* begin *

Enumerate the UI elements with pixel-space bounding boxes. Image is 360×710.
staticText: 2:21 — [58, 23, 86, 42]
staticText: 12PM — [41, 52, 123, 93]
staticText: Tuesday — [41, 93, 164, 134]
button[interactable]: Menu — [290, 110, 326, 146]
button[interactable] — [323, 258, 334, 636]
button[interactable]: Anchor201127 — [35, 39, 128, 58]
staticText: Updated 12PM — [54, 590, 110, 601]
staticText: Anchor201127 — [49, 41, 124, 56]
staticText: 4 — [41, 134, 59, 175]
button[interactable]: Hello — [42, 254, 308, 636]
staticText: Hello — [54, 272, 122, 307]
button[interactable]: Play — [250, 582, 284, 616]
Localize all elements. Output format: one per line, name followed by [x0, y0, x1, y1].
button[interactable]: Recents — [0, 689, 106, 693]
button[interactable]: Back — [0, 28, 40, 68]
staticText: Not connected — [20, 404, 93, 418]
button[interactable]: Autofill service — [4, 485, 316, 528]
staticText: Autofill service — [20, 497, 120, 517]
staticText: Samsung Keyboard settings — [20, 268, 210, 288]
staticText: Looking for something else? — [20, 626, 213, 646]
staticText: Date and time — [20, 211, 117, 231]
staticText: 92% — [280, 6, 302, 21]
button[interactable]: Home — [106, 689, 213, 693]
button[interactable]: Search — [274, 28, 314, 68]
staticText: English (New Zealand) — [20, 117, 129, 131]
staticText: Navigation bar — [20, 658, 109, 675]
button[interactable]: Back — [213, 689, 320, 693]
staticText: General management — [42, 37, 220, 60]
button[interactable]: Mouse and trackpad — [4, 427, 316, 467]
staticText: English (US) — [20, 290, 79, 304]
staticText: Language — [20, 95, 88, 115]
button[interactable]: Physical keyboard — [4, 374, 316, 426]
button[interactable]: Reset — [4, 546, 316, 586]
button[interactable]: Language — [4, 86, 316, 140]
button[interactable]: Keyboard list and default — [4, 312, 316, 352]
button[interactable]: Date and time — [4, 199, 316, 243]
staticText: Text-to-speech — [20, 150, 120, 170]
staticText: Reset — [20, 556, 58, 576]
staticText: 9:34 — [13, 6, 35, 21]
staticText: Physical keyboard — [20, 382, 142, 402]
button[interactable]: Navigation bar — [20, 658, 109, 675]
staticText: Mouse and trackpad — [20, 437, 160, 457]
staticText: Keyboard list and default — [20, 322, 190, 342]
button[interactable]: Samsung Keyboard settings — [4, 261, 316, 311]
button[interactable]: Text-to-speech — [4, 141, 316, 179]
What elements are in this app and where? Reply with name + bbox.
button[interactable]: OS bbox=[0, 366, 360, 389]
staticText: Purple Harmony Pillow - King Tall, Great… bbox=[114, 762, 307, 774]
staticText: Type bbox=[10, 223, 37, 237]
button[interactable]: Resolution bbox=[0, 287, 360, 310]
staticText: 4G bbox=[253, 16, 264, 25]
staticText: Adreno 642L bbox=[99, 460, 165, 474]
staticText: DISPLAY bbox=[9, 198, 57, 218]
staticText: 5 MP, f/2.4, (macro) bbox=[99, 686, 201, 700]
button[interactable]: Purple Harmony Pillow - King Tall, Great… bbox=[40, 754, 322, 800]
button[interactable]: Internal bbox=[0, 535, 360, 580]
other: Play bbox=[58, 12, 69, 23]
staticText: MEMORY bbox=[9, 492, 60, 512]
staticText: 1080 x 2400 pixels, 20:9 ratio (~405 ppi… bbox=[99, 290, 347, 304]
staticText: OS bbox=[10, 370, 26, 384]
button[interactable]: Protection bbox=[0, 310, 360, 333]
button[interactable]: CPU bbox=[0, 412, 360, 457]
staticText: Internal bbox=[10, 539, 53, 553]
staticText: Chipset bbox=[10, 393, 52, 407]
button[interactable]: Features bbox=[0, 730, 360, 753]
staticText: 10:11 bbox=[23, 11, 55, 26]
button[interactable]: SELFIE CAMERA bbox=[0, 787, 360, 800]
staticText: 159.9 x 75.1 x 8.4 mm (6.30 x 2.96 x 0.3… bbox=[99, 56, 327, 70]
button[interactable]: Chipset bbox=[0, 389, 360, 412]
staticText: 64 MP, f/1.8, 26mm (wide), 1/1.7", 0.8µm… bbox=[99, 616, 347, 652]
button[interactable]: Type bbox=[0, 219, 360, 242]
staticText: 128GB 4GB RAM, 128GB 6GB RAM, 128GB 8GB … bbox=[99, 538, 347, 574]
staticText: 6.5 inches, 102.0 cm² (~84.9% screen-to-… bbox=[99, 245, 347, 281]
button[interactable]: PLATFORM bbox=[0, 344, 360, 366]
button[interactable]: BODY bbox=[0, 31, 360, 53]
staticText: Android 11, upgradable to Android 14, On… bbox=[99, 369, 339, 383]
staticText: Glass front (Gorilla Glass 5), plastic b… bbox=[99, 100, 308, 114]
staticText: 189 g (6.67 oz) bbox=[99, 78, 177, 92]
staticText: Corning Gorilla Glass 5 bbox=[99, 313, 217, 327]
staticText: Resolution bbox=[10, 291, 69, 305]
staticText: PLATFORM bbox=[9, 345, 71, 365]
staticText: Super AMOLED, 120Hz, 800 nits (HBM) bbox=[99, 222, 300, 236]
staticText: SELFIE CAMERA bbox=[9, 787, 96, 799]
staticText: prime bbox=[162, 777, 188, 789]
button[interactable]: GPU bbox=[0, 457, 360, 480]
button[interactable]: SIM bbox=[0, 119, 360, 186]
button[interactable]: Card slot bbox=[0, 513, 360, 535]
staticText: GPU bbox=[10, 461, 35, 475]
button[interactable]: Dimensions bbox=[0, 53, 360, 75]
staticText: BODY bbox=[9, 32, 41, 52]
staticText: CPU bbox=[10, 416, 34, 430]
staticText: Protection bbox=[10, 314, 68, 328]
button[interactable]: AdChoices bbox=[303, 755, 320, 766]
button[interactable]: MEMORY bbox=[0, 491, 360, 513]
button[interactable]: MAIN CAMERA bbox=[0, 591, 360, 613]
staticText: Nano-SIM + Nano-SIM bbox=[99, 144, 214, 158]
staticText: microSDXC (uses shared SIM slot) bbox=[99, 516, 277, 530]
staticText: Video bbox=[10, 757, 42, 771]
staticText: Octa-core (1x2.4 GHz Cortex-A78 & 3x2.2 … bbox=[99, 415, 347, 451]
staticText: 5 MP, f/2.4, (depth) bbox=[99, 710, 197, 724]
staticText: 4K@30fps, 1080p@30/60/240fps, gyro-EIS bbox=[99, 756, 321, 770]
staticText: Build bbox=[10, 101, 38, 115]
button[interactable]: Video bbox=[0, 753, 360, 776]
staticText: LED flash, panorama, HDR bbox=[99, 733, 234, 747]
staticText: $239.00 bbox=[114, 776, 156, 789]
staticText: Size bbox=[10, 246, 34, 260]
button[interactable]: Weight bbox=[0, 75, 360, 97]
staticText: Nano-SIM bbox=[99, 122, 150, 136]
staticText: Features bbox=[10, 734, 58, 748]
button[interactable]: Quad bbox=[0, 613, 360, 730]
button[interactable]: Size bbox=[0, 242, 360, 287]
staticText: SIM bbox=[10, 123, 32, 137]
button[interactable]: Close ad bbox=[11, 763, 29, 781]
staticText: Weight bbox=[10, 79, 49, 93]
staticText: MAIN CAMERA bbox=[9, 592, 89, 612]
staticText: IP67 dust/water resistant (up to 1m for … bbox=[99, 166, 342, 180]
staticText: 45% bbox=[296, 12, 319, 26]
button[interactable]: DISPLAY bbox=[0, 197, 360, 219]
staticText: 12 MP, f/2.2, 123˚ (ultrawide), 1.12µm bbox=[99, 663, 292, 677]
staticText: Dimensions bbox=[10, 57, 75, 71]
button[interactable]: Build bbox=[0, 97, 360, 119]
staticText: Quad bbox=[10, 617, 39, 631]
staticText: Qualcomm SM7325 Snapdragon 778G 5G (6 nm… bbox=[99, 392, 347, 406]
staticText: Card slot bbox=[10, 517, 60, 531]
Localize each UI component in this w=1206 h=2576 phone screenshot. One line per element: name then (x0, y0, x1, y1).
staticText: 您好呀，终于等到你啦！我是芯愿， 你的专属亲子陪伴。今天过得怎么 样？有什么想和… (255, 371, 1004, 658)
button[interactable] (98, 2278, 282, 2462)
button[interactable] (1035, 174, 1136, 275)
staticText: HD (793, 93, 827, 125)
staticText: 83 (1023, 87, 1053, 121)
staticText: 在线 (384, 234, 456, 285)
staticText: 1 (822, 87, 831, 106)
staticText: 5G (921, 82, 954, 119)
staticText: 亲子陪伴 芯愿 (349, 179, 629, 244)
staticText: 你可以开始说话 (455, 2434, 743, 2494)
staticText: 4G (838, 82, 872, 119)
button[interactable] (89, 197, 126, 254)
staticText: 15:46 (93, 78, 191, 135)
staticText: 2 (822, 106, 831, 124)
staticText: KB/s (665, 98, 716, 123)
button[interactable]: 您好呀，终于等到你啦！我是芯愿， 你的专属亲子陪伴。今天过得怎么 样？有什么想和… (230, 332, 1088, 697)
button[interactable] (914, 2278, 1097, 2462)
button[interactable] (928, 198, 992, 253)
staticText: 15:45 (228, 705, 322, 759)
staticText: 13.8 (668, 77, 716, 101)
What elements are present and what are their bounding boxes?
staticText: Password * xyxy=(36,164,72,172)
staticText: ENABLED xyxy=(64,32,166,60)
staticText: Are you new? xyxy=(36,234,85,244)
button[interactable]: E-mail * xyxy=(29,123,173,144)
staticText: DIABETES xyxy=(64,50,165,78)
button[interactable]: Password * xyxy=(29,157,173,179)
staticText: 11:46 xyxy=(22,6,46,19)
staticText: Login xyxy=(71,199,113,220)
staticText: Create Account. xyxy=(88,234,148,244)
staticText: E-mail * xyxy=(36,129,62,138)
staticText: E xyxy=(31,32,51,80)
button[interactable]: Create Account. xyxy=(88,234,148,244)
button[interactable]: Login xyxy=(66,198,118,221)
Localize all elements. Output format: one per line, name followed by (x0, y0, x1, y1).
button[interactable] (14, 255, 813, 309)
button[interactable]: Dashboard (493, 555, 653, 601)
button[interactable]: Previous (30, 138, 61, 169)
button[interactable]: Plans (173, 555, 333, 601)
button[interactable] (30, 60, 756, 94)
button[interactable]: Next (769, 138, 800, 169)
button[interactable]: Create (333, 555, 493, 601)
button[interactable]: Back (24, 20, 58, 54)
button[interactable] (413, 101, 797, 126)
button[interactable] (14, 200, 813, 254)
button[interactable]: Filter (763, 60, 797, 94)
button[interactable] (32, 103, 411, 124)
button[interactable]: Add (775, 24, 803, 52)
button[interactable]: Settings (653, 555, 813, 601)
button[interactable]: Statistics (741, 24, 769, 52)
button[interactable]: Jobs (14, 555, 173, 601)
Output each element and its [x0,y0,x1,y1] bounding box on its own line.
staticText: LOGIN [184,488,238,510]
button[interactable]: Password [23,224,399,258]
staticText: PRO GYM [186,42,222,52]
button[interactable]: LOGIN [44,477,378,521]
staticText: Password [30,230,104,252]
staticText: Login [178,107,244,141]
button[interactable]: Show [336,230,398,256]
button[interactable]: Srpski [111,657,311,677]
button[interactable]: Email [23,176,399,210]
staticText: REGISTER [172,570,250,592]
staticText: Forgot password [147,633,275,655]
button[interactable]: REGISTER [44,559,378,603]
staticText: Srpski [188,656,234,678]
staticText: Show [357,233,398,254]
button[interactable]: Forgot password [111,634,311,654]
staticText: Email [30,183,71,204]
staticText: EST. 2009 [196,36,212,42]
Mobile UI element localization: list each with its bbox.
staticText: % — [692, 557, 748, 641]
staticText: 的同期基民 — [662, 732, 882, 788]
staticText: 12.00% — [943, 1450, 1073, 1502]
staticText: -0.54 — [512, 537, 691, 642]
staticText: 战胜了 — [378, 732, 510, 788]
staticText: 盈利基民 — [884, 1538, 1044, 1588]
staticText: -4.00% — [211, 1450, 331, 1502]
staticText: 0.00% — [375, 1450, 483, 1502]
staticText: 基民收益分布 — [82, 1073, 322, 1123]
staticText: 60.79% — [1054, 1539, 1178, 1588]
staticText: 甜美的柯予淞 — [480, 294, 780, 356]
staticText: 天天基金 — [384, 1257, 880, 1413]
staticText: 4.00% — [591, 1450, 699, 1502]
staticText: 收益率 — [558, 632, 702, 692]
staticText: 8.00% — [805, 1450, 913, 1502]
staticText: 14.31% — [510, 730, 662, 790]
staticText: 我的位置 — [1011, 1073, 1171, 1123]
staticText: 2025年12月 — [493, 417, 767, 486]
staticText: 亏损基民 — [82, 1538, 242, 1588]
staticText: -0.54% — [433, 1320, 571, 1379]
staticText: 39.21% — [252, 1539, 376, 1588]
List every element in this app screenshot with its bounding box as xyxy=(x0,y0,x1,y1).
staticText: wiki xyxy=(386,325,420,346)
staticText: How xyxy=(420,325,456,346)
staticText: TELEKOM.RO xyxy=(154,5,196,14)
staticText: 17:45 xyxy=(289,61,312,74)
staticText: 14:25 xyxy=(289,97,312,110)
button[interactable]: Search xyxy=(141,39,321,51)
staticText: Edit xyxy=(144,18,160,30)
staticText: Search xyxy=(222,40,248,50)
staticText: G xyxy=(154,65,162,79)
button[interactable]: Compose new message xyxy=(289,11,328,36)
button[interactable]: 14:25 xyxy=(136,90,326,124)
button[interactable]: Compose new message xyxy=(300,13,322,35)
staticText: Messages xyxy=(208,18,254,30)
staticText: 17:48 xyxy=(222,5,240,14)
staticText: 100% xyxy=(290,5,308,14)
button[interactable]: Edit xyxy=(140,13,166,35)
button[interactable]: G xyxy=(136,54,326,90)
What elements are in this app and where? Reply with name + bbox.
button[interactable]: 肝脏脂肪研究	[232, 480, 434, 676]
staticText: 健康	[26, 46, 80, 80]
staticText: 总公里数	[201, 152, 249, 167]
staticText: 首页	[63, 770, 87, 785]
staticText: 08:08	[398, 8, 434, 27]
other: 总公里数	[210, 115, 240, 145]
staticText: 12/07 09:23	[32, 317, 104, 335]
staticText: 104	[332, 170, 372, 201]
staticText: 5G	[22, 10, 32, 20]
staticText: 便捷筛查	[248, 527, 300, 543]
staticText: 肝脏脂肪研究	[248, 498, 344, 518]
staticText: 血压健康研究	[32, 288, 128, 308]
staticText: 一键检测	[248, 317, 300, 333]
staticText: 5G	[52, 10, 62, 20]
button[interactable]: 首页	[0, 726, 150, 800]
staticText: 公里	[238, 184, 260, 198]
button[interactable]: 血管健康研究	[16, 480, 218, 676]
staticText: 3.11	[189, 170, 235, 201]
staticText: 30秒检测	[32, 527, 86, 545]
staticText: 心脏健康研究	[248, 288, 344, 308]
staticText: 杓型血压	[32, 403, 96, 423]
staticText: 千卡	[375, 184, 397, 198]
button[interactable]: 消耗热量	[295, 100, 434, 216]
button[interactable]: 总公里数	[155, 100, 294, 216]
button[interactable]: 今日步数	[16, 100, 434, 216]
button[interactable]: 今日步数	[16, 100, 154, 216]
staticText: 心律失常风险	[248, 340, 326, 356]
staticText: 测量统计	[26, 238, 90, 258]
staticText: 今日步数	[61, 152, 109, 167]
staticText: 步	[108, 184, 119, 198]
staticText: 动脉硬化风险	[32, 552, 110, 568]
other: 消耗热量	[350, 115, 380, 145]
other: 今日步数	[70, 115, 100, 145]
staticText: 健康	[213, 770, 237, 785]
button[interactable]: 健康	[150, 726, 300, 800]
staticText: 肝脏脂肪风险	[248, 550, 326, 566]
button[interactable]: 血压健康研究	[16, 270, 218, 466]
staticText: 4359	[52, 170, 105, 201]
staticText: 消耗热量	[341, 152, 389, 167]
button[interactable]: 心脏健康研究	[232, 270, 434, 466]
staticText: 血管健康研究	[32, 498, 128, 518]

* end *

What is asked:
Copy out the rows verbatim, from the very beginning of the records through the line that contains "staticText: English (New", including both ends.

Response to this task:
Enumerate the UI elements with pixel-space bounding boxes. Image is 360×710.
staticText: 2:21 — [58, 23, 86, 42]
staticText: 12PM — [41, 52, 123, 93]
staticText: Tuesday — [41, 93, 164, 134]
button[interactable]: Menu — [290, 110, 326, 146]
button[interactable] — [323, 258, 334, 636]
button[interactable]: Anchor201127 — [35, 39, 128, 58]
staticText: Updated 12PM — [54, 590, 110, 601]
staticText: Anchor201127 — [49, 41, 124, 56]
staticText: 4 — [41, 134, 59, 175]
button[interactable]: Hello — [42, 254, 308, 636]
staticText: Hello — [54, 272, 122, 307]
button[interactable]: Play — [250, 582, 284, 616]
Localize all elements. Output format: one per line, name followed by [x0, y0, x1, y1].
button[interactable]: Recents — [0, 689, 106, 693]
button[interactable]: Back — [0, 28, 40, 68]
staticText: Not connected — [20, 404, 93, 418]
button[interactable]: Autofill service — [4, 485, 316, 528]
staticText: Autofill service — [20, 497, 120, 517]
staticText: Samsung Keyboard settings — [20, 268, 210, 288]
staticText: Looking for something else? — [20, 626, 213, 646]
staticText: Date and time — [20, 211, 117, 231]
staticText: 92% — [280, 6, 302, 21]
button[interactable]: Home — [106, 689, 213, 693]
button[interactable]: Search — [274, 28, 314, 68]
staticText: English (New Zealand) — [20, 117, 129, 131]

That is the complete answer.